Task prompt
List all lines of the data containing the word "combination".

_ _ _

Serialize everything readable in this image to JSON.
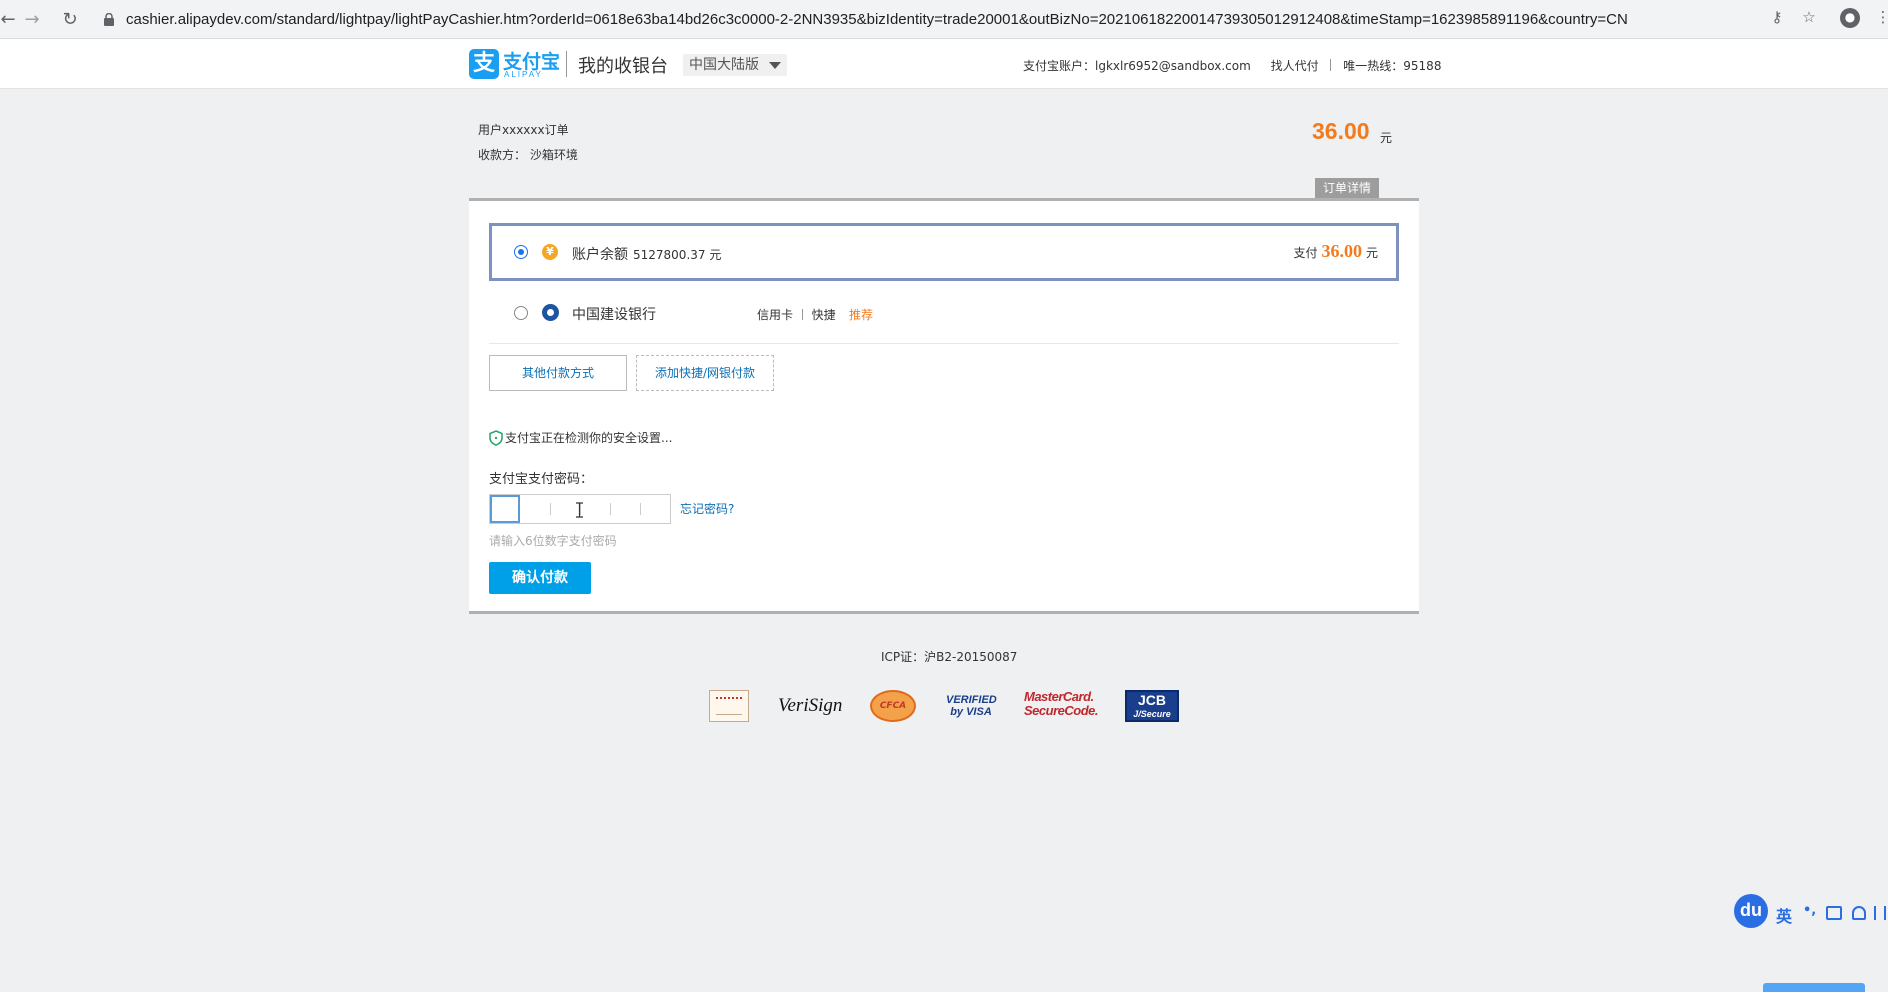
{
  "browser": {
    "url": "cashier.alipaydev.com/standard/lightpay/lightPayCashier.htm?orderId=0618e63ba14bd26c3c0000-2-2NN3935&bizIdentity=trade20001&outBizNo=20210618220014739305012912408&timeStamp=1623985891196&country=CN"
  },
  "header": {
    "logo_glyph": "支",
    "logo_text": "支付宝",
    "logo_sub": "ALIPAY",
    "title": "我的收银台",
    "region": "中国大陆版",
    "account_label": "支付宝账户：lgkxlr6952@sandbox.com",
    "proxy_pay": "找人代付",
    "hotline": "唯一热线：95188"
  },
  "order": {
    "title": "用户xxxxxx订单",
    "payee": "收款方： 沙箱环境",
    "amount": "36.00",
    "unit": "元",
    "detail_tab": "订单详情"
  },
  "payment": {
    "balance_icon": "¥",
    "balance_label": "账户余额",
    "balance_value": "5127800.37 元",
    "pay_prefix": "支付",
    "pay_amount": "36.00",
    "pay_unit": "元",
    "bank_name": "中国建设银行",
    "bank_type": "信用卡",
    "bank_mode": "快捷",
    "bank_tag": "推荐",
    "other_methods": "其他付款方式",
    "add_method": "添加快捷/网银付款"
  },
  "security": {
    "checking": "支付宝正在检测你的安全设置..."
  },
  "password": {
    "label": "支付宝支付密码：",
    "forgot": "忘记密码?",
    "hint": "请输入6位数字支付密码",
    "confirm": "确认付款"
  },
  "footer": {
    "icp": "ICP证：沪B2-20150087",
    "verisign": "VeriSign",
    "cfca": "CFCA",
    "visa_line1": "VERIFIED",
    "visa_line2": "by VISA",
    "mc_line1": "MasterCard.",
    "mc_line2": "SecureCode.",
    "jcb_line1": "JCB",
    "jcb_line2": "J/Secure"
  },
  "ime": {
    "logo": "du",
    "lang": "英",
    "punct": "•,"
  },
  "colors": {
    "accent_orange": "#f37b1d",
    "alipay_blue": "#1a9ef2",
    "confirm_blue": "#00a0e9",
    "link_blue": "#0a70b5"
  }
}
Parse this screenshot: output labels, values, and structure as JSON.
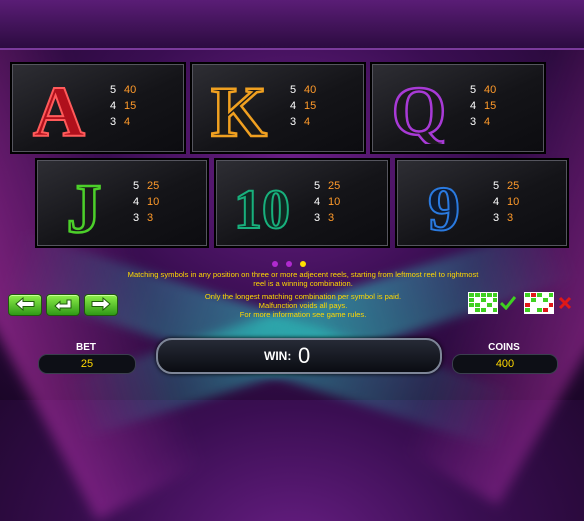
{
  "paytable": {
    "symbols": [
      {
        "name": "A",
        "color": "#c0102a",
        "pays": [
          {
            "count": "5",
            "value": "40"
          },
          {
            "count": "4",
            "value": "15"
          },
          {
            "count": "3",
            "value": "4"
          }
        ]
      },
      {
        "name": "K",
        "color": "#e8a020",
        "pays": [
          {
            "count": "5",
            "value": "40"
          },
          {
            "count": "4",
            "value": "15"
          },
          {
            "count": "3",
            "value": "4"
          }
        ]
      },
      {
        "name": "Q",
        "color": "#9a2ec0",
        "pays": [
          {
            "count": "5",
            "value": "40"
          },
          {
            "count": "4",
            "value": "15"
          },
          {
            "count": "3",
            "value": "4"
          }
        ]
      },
      {
        "name": "J",
        "color": "#4ac82a",
        "pays": [
          {
            "count": "5",
            "value": "25"
          },
          {
            "count": "4",
            "value": "10"
          },
          {
            "count": "3",
            "value": "3"
          }
        ]
      },
      {
        "name": "10",
        "color": "#16a070",
        "pays": [
          {
            "count": "5",
            "value": "25"
          },
          {
            "count": "4",
            "value": "10"
          },
          {
            "count": "3",
            "value": "3"
          }
        ]
      },
      {
        "name": "9",
        "color": "#1e6ad0",
        "pays": [
          {
            "count": "5",
            "value": "25"
          },
          {
            "count": "4",
            "value": "10"
          },
          {
            "count": "3",
            "value": "3"
          }
        ]
      }
    ]
  },
  "pagination": {
    "pages": 3,
    "current": 3
  },
  "rules": {
    "line1": "Matching symbols in any position on three or more adjecent reels, starting from leftmost reel to rightmost",
    "line2": "reel is a winning combination.",
    "line3": "Only the longest matching combination per symbol is paid.",
    "line4": "Malfunction voids all pays.",
    "line5": "For more information see game rules."
  },
  "nav": {
    "prev_icon": "arrow-left-icon",
    "back_icon": "return-icon",
    "next_icon": "arrow-right-icon"
  },
  "legend": {
    "valid_icon": "check-icon",
    "invalid_icon": "cross-icon",
    "valid_color": "#3fd020",
    "invalid_color": "#e01818"
  },
  "bet": {
    "label": "BET",
    "value": "25"
  },
  "win": {
    "label": "WIN:",
    "value": "0"
  },
  "coins": {
    "label": "COINS",
    "value": "400"
  }
}
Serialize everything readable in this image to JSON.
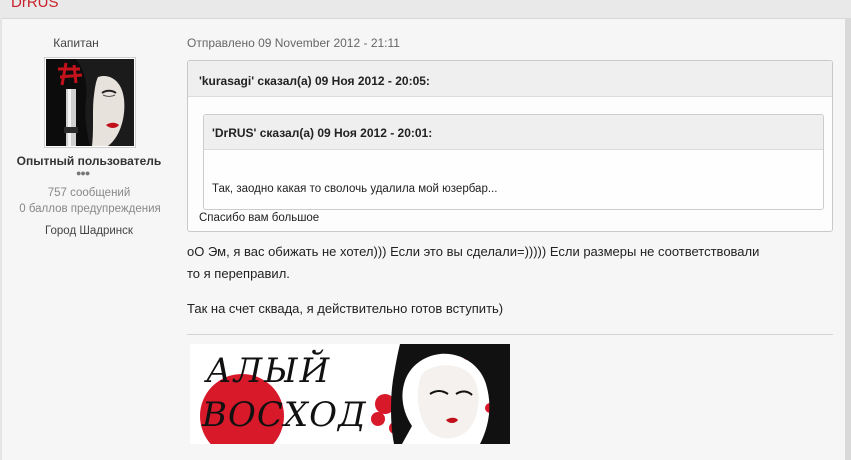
{
  "post": {
    "author_name": "DrRUS",
    "posted_line": "Отправлено 09 November 2012 - 21:11"
  },
  "user": {
    "rank_title": "Капитан",
    "group_name": "Опытный пользователь",
    "rank_pips": "●●●",
    "post_count": "757 сообщений",
    "warning_points": "0 баллов предупреждения",
    "city": "Город Шадринск"
  },
  "quote_outer": {
    "citation": "'kurasagi' сказал(а) 09 Ноя 2012 - 20:05:",
    "text": "Спасибо вам большое"
  },
  "quote_inner": {
    "citation": "'DrRUS' сказал(а) 09 Ноя 2012 - 20:01:",
    "text": "Так, заодно какая то сволочь удалила мой юзербар..."
  },
  "body": {
    "line1": "оО Эм, я вас обижать не хотел))) Если это вы сделали=))))) Если размеры не соответствовали",
    "line2": "то я переправил.",
    "line3": "Так на счет сквада, я действительно готов вступить)"
  },
  "signature": {
    "banner_text": "АЛЫЙ ВОСХОД"
  },
  "colors": {
    "author_red": "#c8212a",
    "banner_red": "#d7192a"
  },
  "icons": {
    "avatar": "geisha-avatar",
    "signature": "geisha-banner"
  }
}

_ _ _

Output for this exercise
    "line2": "reel is a winning combination.",
    "line3": "Only the longest matching combination per symbol is paid.",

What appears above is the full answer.